---------- RAW RECORDS
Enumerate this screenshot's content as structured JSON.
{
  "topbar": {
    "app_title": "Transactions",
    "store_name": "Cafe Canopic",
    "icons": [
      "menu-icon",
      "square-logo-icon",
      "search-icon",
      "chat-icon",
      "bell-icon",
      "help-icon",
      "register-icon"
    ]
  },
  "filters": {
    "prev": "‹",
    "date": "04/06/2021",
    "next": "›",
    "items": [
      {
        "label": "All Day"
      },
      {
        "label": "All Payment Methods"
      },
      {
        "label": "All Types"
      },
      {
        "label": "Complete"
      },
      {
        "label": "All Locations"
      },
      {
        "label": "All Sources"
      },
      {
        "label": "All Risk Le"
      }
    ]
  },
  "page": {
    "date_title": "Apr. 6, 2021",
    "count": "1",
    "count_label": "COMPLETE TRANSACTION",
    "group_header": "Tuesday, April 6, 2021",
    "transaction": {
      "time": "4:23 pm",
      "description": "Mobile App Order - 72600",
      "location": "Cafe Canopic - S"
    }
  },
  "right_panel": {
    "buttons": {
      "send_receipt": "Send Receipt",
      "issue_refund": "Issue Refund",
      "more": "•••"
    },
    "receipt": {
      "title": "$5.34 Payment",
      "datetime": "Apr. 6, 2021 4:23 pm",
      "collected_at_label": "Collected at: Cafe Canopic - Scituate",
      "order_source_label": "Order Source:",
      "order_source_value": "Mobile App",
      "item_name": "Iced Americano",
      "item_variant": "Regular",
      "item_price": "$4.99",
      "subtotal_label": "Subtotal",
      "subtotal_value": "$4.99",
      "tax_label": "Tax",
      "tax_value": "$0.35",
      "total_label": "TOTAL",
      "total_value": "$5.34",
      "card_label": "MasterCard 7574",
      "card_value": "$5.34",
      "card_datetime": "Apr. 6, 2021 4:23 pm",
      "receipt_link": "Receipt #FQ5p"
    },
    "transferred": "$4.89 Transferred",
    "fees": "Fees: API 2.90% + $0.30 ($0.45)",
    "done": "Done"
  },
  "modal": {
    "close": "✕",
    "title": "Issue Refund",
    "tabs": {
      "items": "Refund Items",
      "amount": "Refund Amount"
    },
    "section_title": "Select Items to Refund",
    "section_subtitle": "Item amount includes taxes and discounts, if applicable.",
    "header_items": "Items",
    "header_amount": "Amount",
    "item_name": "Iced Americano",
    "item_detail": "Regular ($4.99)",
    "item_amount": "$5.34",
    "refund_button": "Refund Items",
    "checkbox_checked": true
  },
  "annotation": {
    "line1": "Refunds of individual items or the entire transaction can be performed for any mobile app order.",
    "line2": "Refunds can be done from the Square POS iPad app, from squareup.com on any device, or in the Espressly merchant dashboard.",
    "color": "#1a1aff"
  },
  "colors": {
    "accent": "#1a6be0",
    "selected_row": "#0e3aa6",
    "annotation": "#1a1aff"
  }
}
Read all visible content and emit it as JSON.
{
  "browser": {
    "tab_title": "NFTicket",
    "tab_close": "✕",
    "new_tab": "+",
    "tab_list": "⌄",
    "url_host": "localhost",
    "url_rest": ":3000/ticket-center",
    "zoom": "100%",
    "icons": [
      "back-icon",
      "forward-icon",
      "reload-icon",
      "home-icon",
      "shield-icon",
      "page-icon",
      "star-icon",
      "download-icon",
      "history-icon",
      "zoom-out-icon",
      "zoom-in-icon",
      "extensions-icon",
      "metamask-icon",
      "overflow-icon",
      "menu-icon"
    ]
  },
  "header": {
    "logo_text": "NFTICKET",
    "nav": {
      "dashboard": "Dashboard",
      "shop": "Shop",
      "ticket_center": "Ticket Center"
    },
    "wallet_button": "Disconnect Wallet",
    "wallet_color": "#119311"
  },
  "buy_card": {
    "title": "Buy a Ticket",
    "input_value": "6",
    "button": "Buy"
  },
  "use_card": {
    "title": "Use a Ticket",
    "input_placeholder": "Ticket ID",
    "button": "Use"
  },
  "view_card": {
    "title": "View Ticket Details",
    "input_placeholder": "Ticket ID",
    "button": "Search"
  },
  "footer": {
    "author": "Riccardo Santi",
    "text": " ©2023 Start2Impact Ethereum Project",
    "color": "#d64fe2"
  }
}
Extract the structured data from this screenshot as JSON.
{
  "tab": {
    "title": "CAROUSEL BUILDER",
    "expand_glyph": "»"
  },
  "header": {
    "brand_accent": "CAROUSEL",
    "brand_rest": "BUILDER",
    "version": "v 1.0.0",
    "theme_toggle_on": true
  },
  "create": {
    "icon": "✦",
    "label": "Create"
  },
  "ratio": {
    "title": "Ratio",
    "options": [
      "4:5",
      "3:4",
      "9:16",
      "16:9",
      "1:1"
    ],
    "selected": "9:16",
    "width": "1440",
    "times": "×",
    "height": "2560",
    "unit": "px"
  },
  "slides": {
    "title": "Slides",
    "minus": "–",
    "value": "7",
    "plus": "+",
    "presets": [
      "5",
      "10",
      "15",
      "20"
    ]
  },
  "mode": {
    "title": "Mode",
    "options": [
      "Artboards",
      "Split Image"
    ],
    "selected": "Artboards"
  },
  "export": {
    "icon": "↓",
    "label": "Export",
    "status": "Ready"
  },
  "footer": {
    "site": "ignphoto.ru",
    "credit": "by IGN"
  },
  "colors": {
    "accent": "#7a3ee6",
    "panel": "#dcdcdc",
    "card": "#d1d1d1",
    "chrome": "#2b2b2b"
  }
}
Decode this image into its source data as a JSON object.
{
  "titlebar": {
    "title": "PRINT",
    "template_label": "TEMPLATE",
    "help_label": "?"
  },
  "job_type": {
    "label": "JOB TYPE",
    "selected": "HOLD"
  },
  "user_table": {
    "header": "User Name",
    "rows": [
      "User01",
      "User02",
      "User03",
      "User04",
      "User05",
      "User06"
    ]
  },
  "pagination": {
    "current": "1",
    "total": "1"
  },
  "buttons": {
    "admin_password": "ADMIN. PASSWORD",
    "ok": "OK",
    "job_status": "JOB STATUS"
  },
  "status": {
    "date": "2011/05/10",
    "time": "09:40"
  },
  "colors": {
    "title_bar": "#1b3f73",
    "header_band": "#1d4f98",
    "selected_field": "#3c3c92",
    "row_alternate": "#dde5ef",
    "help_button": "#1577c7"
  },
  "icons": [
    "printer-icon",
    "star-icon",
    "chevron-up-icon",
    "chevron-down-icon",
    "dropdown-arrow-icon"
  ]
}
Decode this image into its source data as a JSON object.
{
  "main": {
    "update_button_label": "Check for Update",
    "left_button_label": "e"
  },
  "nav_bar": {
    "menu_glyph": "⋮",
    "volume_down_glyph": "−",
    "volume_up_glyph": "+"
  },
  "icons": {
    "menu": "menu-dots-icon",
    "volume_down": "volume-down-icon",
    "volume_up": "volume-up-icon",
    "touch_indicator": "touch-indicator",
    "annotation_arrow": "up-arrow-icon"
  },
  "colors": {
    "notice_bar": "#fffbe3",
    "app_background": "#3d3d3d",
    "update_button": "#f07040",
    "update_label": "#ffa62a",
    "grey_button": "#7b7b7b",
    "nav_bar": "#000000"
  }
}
--------------------
Restate each entry exactly, skipping none.

- SOLUTION:
Enumerate this screenshot's content as structured JSON.
{
  "topbar": {
    "app_title": "Transactions",
    "store_name": "Cafe Canopic",
    "icons": [
      "menu-icon",
      "square-logo-icon",
      "search-icon",
      "chat-icon",
      "bell-icon",
      "help-icon",
      "register-icon"
    ]
  },
  "filters": {
    "prev": "‹",
    "date": "04/06/2021",
    "next": "›",
    "items": [
      {
        "label": "All Day"
      },
      {
        "label": "All Payment Methods"
      },
      {
        "label": "All Types"
      },
      {
        "label": "Complete"
      },
      {
        "label": "All Locations"
      },
      {
        "label": "All Sources"
      },
      {
        "label": "All Risk Le"
      }
    ]
  },
  "page": {
    "date_title": "Apr. 6, 2021",
    "count": "1",
    "count_label": "COMPLETE TRANSACTION",
    "group_header": "Tuesday, April 6, 2021",
    "transaction": {
      "time": "4:23 pm",
      "description": "Mobile App Order - 72600",
      "location": "Cafe Canopic - S"
    }
  },
  "right_panel": {
    "buttons": {
      "send_receipt": "Send Receipt",
      "issue_refund": "Issue Refund",
      "more": "•••"
    },
    "receipt": {
      "title": "$5.34 Payment",
      "datetime": "Apr. 6, 2021 4:23 pm",
      "collected_at_label": "Collected at: Cafe Canopic - Scituate",
      "order_source_label": "Order Source:",
      "order_source_value": "Mobile App",
      "item_name": "Iced Americano",
      "item_variant": "Regular",
      "item_price": "$4.99",
      "subtotal_label": "Subtotal",
      "subtotal_value": "$4.99",
      "tax_label": "Tax",
      "tax_value": "$0.35",
      "total_label": "TOTAL",
      "total_value": "$5.34",
      "card_label": "MasterCard 7574",
      "card_value": "$5.34",
      "card_datetime": "Apr. 6, 2021 4:23 pm",
      "receipt_link": "Receipt #FQ5p"
    },
    "transferred": "$4.89 Transferred",
    "fees": "Fees: API 2.90% + $0.30 ($0.45)",
    "done": "Done"
  },
  "modal": {
    "close": "✕",
    "title": "Issue Refund",
    "tabs": {
      "items": "Refund Items",
      "amount": "Refund Amount"
    },
    "section_title": "Select Items to Refund",
    "section_subtitle": "Item amount includes taxes and discounts, if applicable.",
    "header_items": "Items",
    "header_amount": "Amount",
    "item_name": "Iced Americano",
    "item_detail": "Regular ($4.99)",
    "item_amount": "$5.34",
    "refund_button": "Refund Items",
    "checkbox_checked": true
  },
  "annotation": {
    "line1": "Refunds of individual items or the entire transaction can be performed for any mobile app order.",
    "line2": "Refunds can be done from the Square POS iPad app, from squareup.com on any device, or in the Espressly merchant dashboard.",
    "color": "#1a1aff"
  },
  "colors": {
    "accent": "#1a6be0",
    "selected_row": "#0e3aa6",
    "annotation": "#1a1aff"
  }
}
Read all visible content and emit it as JSON.
{
  "browser": {
    "tab_title": "NFTicket",
    "tab_close": "✕",
    "new_tab": "+",
    "tab_list": "⌄",
    "url_host": "localhost",
    "url_rest": ":3000/ticket-center",
    "zoom": "100%",
    "icons": [
      "back-icon",
      "forward-icon",
      "reload-icon",
      "home-icon",
      "shield-icon",
      "page-icon",
      "star-icon",
      "download-icon",
      "history-icon",
      "zoom-out-icon",
      "zoom-in-icon",
      "extensions-icon",
      "metamask-icon",
      "overflow-icon",
      "menu-icon"
    ]
  },
  "header": {
    "logo_text": "NFTICKET",
    "nav": {
      "dashboard": "Dashboard",
      "shop": "Shop",
      "ticket_center": "Ticket Center"
    },
    "wallet_button": "Disconnect Wallet",
    "wallet_color": "#119311"
  },
  "buy_card": {
    "title": "Buy a Ticket",
    "input_value": "6",
    "button": "Buy"
  },
  "use_card": {
    "title": "Use a Ticket",
    "input_placeholder": "Ticket ID",
    "button": "Use"
  },
  "view_card": {
    "title": "View Ticket Details",
    "input_placeholder": "Ticket ID",
    "button": "Search"
  },
  "footer": {
    "author": "Riccardo Santi",
    "text": " ©2023 Start2Impact Ethereum Project",
    "color": "#d64fe2"
  }
}
Extract the structured data from this screenshot as JSON.
{
  "tab": {
    "title": "CAROUSEL BUILDER",
    "expand_glyph": "»"
  },
  "header": {
    "brand_accent": "CAROUSEL",
    "brand_rest": "BUILDER",
    "version": "v 1.0.0",
    "theme_toggle_on": true
  },
  "create": {
    "icon": "✦",
    "label": "Create"
  },
  "ratio": {
    "title": "Ratio",
    "options": [
      "4:5",
      "3:4",
      "9:16",
      "16:9",
      "1:1"
    ],
    "selected": "9:16",
    "width": "1440",
    "times": "×",
    "height": "2560",
    "unit": "px"
  },
  "slides": {
    "title": "Slides",
    "minus": "–",
    "value": "7",
    "plus": "+",
    "presets": [
      "5",
      "10",
      "15",
      "20"
    ]
  },
  "mode": {
    "title": "Mode",
    "options": [
      "Artboards",
      "Split Image"
    ],
    "selected": "Artboards"
  },
  "export": {
    "icon": "↓",
    "label": "Export",
    "status": "Ready"
  },
  "footer": {
    "site": "ignphoto.ru",
    "credit": "by IGN"
  },
  "colors": {
    "accent": "#7a3ee6",
    "panel": "#dcdcdc",
    "card": "#d1d1d1",
    "chrome": "#2b2b2b"
  }
}
Decode this image into its source data as a JSON object.
{
  "titlebar": {
    "title": "PRINT",
    "template_label": "TEMPLATE",
    "help_label": "?"
  },
  "job_type": {
    "label": "JOB TYPE",
    "selected": "HOLD"
  },
  "user_table": {
    "header": "User Name",
    "rows": [
      "User01",
      "User02",
      "User03",
      "User04",
      "User05",
      "User06"
    ]
  },
  "pagination": {
    "current": "1",
    "total": "1"
  },
  "buttons": {
    "admin_password": "ADMIN. PASSWORD",
    "ok": "OK",
    "job_status": "JOB STATUS"
  },
  "status": {
    "date": "2011/05/10",
    "time": "09:40"
  },
  "colors": {
    "title_bar": "#1b3f73",
    "header_band": "#1d4f98",
    "selected_field": "#3c3c92",
    "row_alternate": "#dde5ef",
    "help_button": "#1577c7"
  },
  "icons": [
    "printer-icon",
    "star-icon",
    "chevron-up-icon",
    "chevron-down-icon",
    "dropdown-arrow-icon"
  ]
}
Decode this image into its source data as a JSON object.
{
  "main": {
    "update_button_label": "Check for Update",
    "left_button_label": "e"
  },
  "nav_bar": {
    "menu_glyph": "⋮",
    "volume_down_glyph": "−",
    "volume_up_glyph": "+"
  },
  "icons": {
    "menu": "menu-dots-icon",
    "volume_down": "volume-down-icon",
    "volume_up": "volume-up-icon",
    "touch_indicator": "touch-indicator",
    "annotation_arrow": "up-arrow-icon"
  },
  "colors": {
    "notice_bar": "#fffbe3",
    "app_background": "#3d3d3d",
    "update_button": "#f07040",
    "update_label": "#ffa62a",
    "grey_button": "#7b7b7b",
    "nav_bar": "#000000"
  }
}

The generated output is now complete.